#### Dataset excerpts ####

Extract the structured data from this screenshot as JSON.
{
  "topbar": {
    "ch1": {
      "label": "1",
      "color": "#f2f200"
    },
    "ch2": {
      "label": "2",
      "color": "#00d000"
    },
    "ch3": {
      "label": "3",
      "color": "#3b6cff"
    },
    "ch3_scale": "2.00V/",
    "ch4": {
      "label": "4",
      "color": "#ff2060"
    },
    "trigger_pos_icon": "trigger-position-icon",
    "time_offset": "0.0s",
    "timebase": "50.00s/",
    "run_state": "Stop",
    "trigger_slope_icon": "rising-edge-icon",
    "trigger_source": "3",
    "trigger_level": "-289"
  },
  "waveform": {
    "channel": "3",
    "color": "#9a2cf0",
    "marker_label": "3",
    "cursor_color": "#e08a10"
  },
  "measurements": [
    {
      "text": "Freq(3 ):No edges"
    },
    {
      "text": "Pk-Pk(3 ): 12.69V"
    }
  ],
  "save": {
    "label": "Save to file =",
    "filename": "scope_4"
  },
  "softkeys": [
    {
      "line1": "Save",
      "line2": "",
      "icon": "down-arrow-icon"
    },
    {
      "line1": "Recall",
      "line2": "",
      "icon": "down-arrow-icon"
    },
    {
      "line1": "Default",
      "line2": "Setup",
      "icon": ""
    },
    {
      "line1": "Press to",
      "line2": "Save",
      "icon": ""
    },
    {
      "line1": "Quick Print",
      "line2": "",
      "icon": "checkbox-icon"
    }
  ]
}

####

• **Short exercise**:
Reproduce each line of the material above precisely.

• **Correct output**:
Extract the structured data from this screenshot as JSON.
{
  "topbar": {
    "ch1": {
      "label": "1",
      "color": "#f2f200"
    },
    "ch2": {
      "label": "2",
      "color": "#00d000"
    },
    "ch3": {
      "label": "3",
      "color": "#3b6cff"
    },
    "ch3_scale": "2.00V/",
    "ch4": {
      "label": "4",
      "color": "#ff2060"
    },
    "trigger_pos_icon": "trigger-position-icon",
    "time_offset": "0.0s",
    "timebase": "50.00s/",
    "run_state": "Stop",
    "trigger_slope_icon": "rising-edge-icon",
    "trigger_source": "3",
    "trigger_level": "-289"
  },
  "waveform": {
    "channel": "3",
    "color": "#9a2cf0",
    "marker_label": "3",
    "cursor_color": "#e08a10"
  },
  "measurements": [
    {
      "text": "Freq(3 ):No edges"
    },
    {
      "text": "Pk-Pk(3 ): 12.69V"
    }
  ],
  "save": {
    "label": "Save to file =",
    "filename": "scope_4"
  },
  "softkeys": [
    {
      "line1": "Save",
      "line2": "",
      "icon": "down-arrow-icon"
    },
    {
      "line1": "Recall",
      "line2": "",
      "icon": "down-arrow-icon"
    },
    {
      "line1": "Default",
      "line2": "Setup",
      "icon": ""
    },
    {
      "line1": "Press to",
      "line2": "Save",
      "icon": ""
    },
    {
      "line1": "Quick Print",
      "line2": "",
      "icon": "checkbox-icon"
    }
  ]
}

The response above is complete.